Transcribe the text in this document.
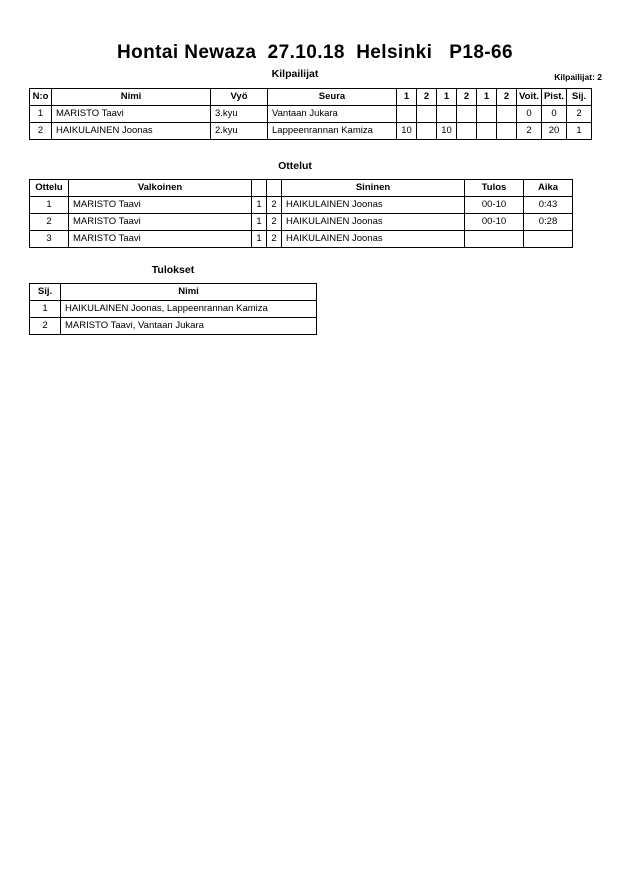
Hontai Newaza  27.10.18  Helsinki   P18-66
Kilpailijat	Kilpailijat: 2
N:o	Nimi	Vyö	Seura	1	2	1	2	1	2	Voit.	Pist.	Sij.
1	MARISTO Taavi	3.kyu	Vantaan Jukara							0	0	2
2	HAIKULAINEN Joonas	2.kyu	Lappeenrannan Kamiza	10		10				2	20	1
Ottelut
Ottelu	Valkoinen			Sininen	Tulos	Aika
1	MARISTO Taavi	1	2	HAIKULAINEN Joonas	00-10	0:43
2	MARISTO Taavi	1	2	HAIKULAINEN Joonas	00-10	0:28
3	MARISTO Taavi	1	2	HAIKULAINEN Joonas		
Tulokset
Sij.	Nimi
1	HAIKULAINEN Joonas, Lappeenrannan Kamiza
2	MARISTO Taavi, Vantaan Jukara
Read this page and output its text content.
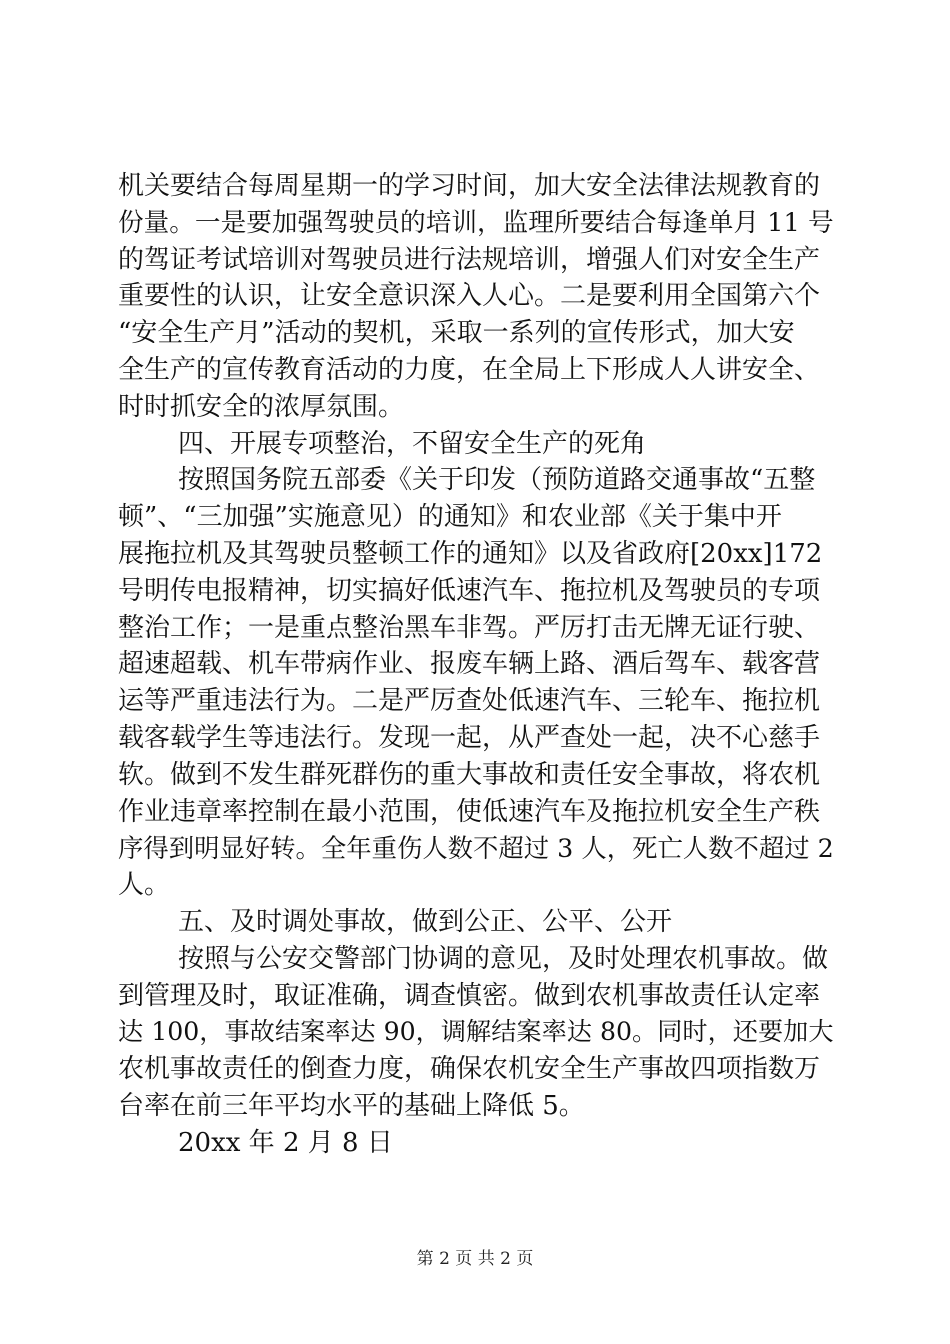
机关要结合每周星期一的学习时间，加大安全法律法规教育的
份量。一是要加强驾驶员的培训，监理所要结合每逢单月 11 号
的驾证考试培训对驾驶员进行法规培训，增强人们对安全生产
重要性的认识，让安全意识深入人心。二是要利用全国第六个
“安全生产月”活动的契机，采取一系列的宣传形式，加大安
全生产的宣传教育活动的力度，在全局上下形成人人讲安全、
时时抓安全的浓厚氛围。
四、开展专项整治，不留安全生产的死角
按照国务院五部委《关于印发（预防道路交通事故“五整
顿”、“三加强”实施意见）的通知》和农业部《关于集中开
展拖拉机及其驾驶员整顿工作的通知》以及省政府[20xx]172
号明传电报精神，切实搞好低速汽车、拖拉机及驾驶员的专项
整治工作；一是重点整治黑车非驾。严厉打击无牌无证行驶、
超速超载、机车带病作业、报废车辆上路、酒后驾车、载客营
运等严重违法行为。二是严厉查处低速汽车、三轮车、拖拉机
载客载学生等违法行。发现一起，从严查处一起，决不心慈手
软。做到不发生群死群伤的重大事故和责任安全事故，将农机
作业违章率控制在最小范围，使低速汽车及拖拉机安全生产秩
序得到明显好转。全年重伤人数不超过 3 人，死亡人数不超过 2
人。
五、及时调处事故，做到公正、公平、公开
按照与公安交警部门协调的意见，及时处理农机事故。做
到管理及时，取证准确，调查慎密。做到农机事故责任认定率
达 100，事故结案率达 90，调解结案率达 80。同时，还要加大
农机事故责任的倒查力度，确保农机安全生产事故四项指数万
台率在前三年平均水平的基础上降低 5。
20xx 年 2 月 8 日
第 2 页 共 2 页
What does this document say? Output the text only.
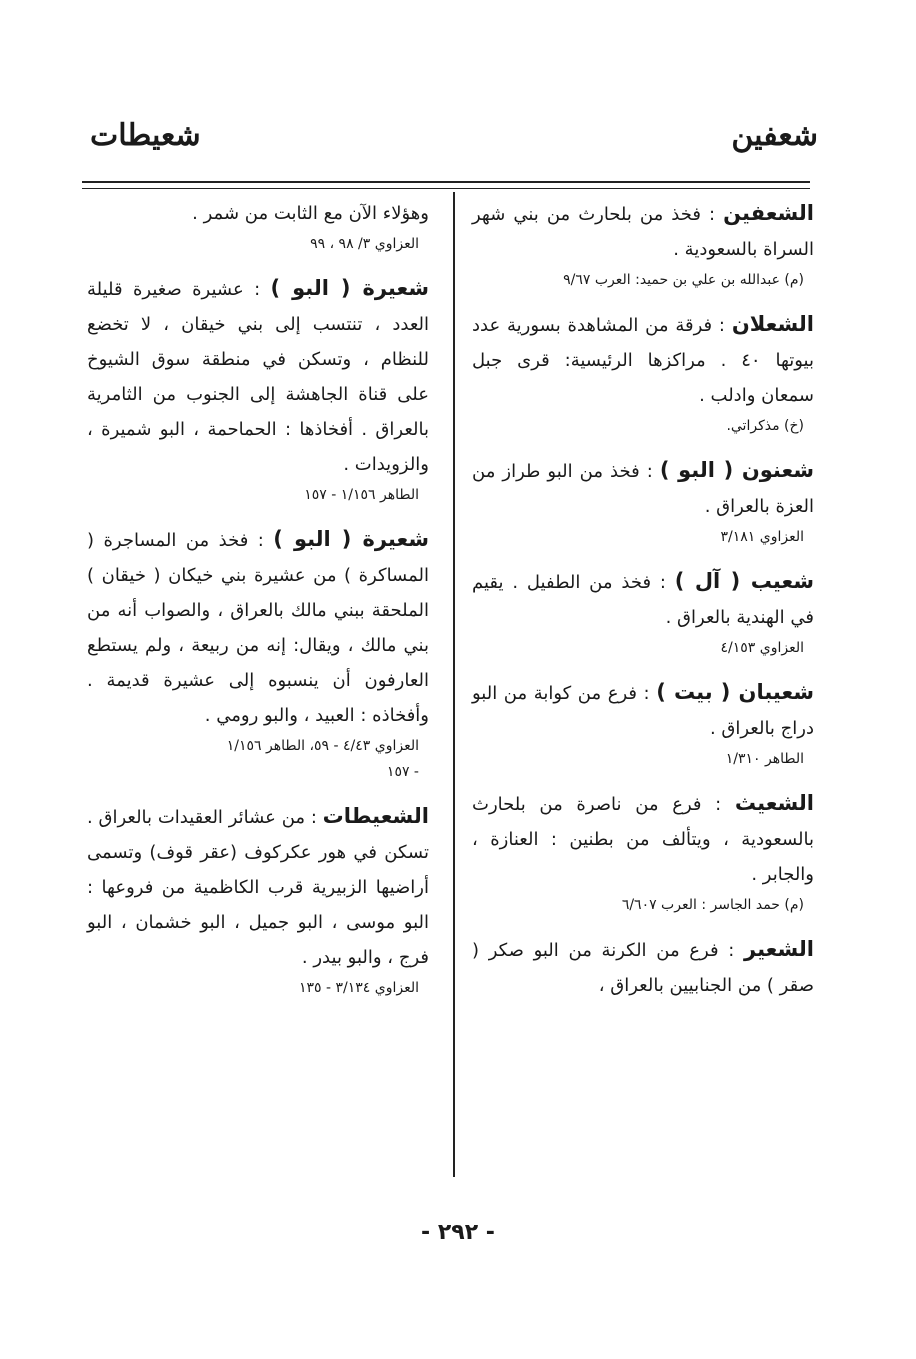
شعفين
شعيطات
الشعفين : فخذ من بلحارث من بني شهر السراة بالسعودية .
(م) عبدالله بن علي بن حميد: العرب ٩/٦٧
الشعلان : فرقة من المشاهدة بسورية عدد بيوتها ٤٠ . مراكزها الرئيسية: قرى جبل سمعان وادلب .
(خ) مذكراتي.
شعنون ( البو ) : فخذ من البو طراز من العزة بالعراق .
العزاوي ٣/١٨١
شعيب ( آل ) : فخذ من الطفيل . يقيم في الهندية بالعراق .
العزاوي ٤/١٥٣
شعيبان ( بيت ) : فرع من كوابة من البو دراج بالعراق .
الطاهر ١/٣١٠
الشعيث : فرع من ناصرة من بلحارث بالسعودية ، ويتألف من بطنين : العنازة ، والجابر .
(م) حمد الجاسر : العرب ٦/٦٠٧
الشعير : فرع من الكرنة من البو صكر ( صقر ) من الجنابيين بالعراق ،
وهؤلاء الآن مع الثابت من شمر .
العزاوي ٣/ ٩٨ ، ٩٩
شعيرة ( البو ) : عشيرة صغيرة قليلة العدد ، تنتسب إلى بني خيقان ، لا تخضع للنظام ، وتسكن في منطقة سوق الشيوخ على قناة الجاهشة إلى الجنوب من الثامرية بالعراق . أفخاذها : الحماحمة ، البو شميرة ، والزويدات .
الطاهر ١/١٥٦ - ١٥٧
شعيرة ( البو ) : فخذ من المساجرة ( المساكرة ) من عشيرة بني خيكان ( خيقان ) الملحقة ببني مالك بالعراق ، والصواب أنه من بني مالك ، ويقال: إنه من ربيعة ، ولم يستطع العارفون أن ينسبوه إلى عشيرة قديمة . وأفخاذه : العبيد ، والبو رومي .
العزاوي ٤/٤٣ - ٥٩، الطاهر ١/١٥٦
- ١٥٧
الشعيطات : من عشائر العقيدات بالعراق . تسكن في هور عكركوف (عقر قوف) وتسمى أراضيها الزبيرية قرب الكاظمية من فروعها : البو موسى ، البو جميل ، البو خشمان ، البو فرج ، والبو بيدر .
العزاوي ٣/١٣٤ - ١٣٥
- ٢٩٢ -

┄┄┄┄┄┄

Prompt: Every record above should be written out again exactly; the pictures stay out of the copy.

Solution:
Transcribe the text in this document.
Hontai Newaza  27.10.18  Helsinki   P18-66
Kilpailijat	Kilpailijat: 2
N:o	Nimi	Vyö	Seura	1	2	1	2	1	2	Voit.	Pist.	Sij.
1	MARISTO Taavi	3.kyu	Vantaan Jukara							0	0	2
2	HAIKULAINEN Joonas	2.kyu	Lappeenrannan Kamiza	10		10				2	20	1
Ottelut
Ottelu	Valkoinen			Sininen	Tulos	Aika
1	MARISTO Taavi	1	2	HAIKULAINEN Joonas	00-10	0:43
2	MARISTO Taavi	1	2	HAIKULAINEN Joonas	00-10	0:28
3	MARISTO Taavi	1	2	HAIKULAINEN Joonas		
Tulokset
Sij.	Nimi
1	HAIKULAINEN Joonas, Lappeenrannan Kamiza
2	MARISTO Taavi, Vantaan Jukara
Read this page and output its text content.
机关要结合每周星期一的学习时间，加大安全法律法规教育的
份量。一是要加强驾驶员的培训，监理所要结合每逢单月 11 号
的驾证考试培训对驾驶员进行法规培训，增强人们对安全生产
重要性的认识，让安全意识深入人心。二是要利用全国第六个
“安全生产月”活动的契机，采取一系列的宣传形式，加大安
全生产的宣传教育活动的力度，在全局上下形成人人讲安全、
时时抓安全的浓厚氛围。
四、开展专项整治，不留安全生产的死角
按照国务院五部委《关于印发（预防道路交通事故“五整
顿”、“三加强”实施意见）的通知》和农业部《关于集中开
展拖拉机及其驾驶员整顿工作的通知》以及省政府[20xx]172
号明传电报精神，切实搞好低速汽车、拖拉机及驾驶员的专项
整治工作；一是重点整治黑车非驾。严厉打击无牌无证行驶、
超速超载、机车带病作业、报废车辆上路、酒后驾车、载客营
运等严重违法行为。二是严厉查处低速汽车、三轮车、拖拉机
载客载学生等违法行。发现一起，从严查处一起，决不心慈手
软。做到不发生群死群伤的重大事故和责任安全事故，将农机
作业违章率控制在最小范围，使低速汽车及拖拉机安全生产秩
序得到明显好转。全年重伤人数不超过 3 人，死亡人数不超过 2
人。
五、及时调处事故，做到公正、公平、公开
按照与公安交警部门协调的意见，及时处理农机事故。做
到管理及时，取证准确，调查慎密。做到农机事故责任认定率
达 100，事故结案率达 90，调解结案率达 80。同时，还要加大
农机事故责任的倒查力度，确保农机安全生产事故四项指数万
台率在前三年平均水平的基础上降低 5。
20xx 年 2 月 8 日
第 2 页 共 2 页
What does this document say? Output the text only.
شعفين
شعيطات
الشعفين : فخذ من بلحارث من بني شهر السراة بالسعودية .
(م) عبدالله بن علي بن حميد: العرب ٩/٦٧
الشعلان : فرقة من المشاهدة بسورية عدد بيوتها ٤٠ . مراكزها الرئيسية: قرى جبل سمعان وادلب .
(خ) مذكراتي.
شعنون ( البو ) : فخذ من البو طراز من العزة بالعراق .
العزاوي ٣/١٨١
شعيب ( آل ) : فخذ من الطفيل . يقيم في الهندية بالعراق .
العزاوي ٤/١٥٣
شعيبان ( بيت ) : فرع من كوابة من البو دراج بالعراق .
الطاهر ١/٣١٠
الشعيث : فرع من ناصرة من بلحارث بالسعودية ، ويتألف من بطنين : العنازة ، والجابر .
(م) حمد الجاسر : العرب ٦/٦٠٧
الشعير : فرع من الكرنة من البو صكر ( صقر ) من الجنابيين بالعراق ،
وهؤلاء الآن مع الثابت من شمر .
العزاوي ٣/ ٩٨ ، ٩٩
شعيرة ( البو ) : عشيرة صغيرة قليلة العدد ، تنتسب إلى بني خيقان ، لا تخضع للنظام ، وتسكن في منطقة سوق الشيوخ على قناة الجاهشة إلى الجنوب من الثامرية بالعراق . أفخاذها : الحماحمة ، البو شميرة ، والزويدات .
الطاهر ١/١٥٦ - ١٥٧
شعيرة ( البو ) : فخذ من المساجرة ( المساكرة ) من عشيرة بني خيكان ( خيقان ) الملحقة ببني مالك بالعراق ، والصواب أنه من بني مالك ، ويقال: إنه من ربيعة ، ولم يستطع العارفون أن ينسبوه إلى عشيرة قديمة . وأفخاذه : العبيد ، والبو رومي .
العزاوي ٤/٤٣ - ٥٩، الطاهر ١/١٥٦
- ١٥٧
الشعيطات : من عشائر العقيدات بالعراق . تسكن في هور عكركوف (عقر قوف) وتسمى أراضيها الزبيرية قرب الكاظمية من فروعها : البو موسى ، البو جميل ، البو خشمان ، البو فرج ، والبو بيدر .
العزاوي ٣/١٣٤ - ١٣٥
- ٢٩٢ -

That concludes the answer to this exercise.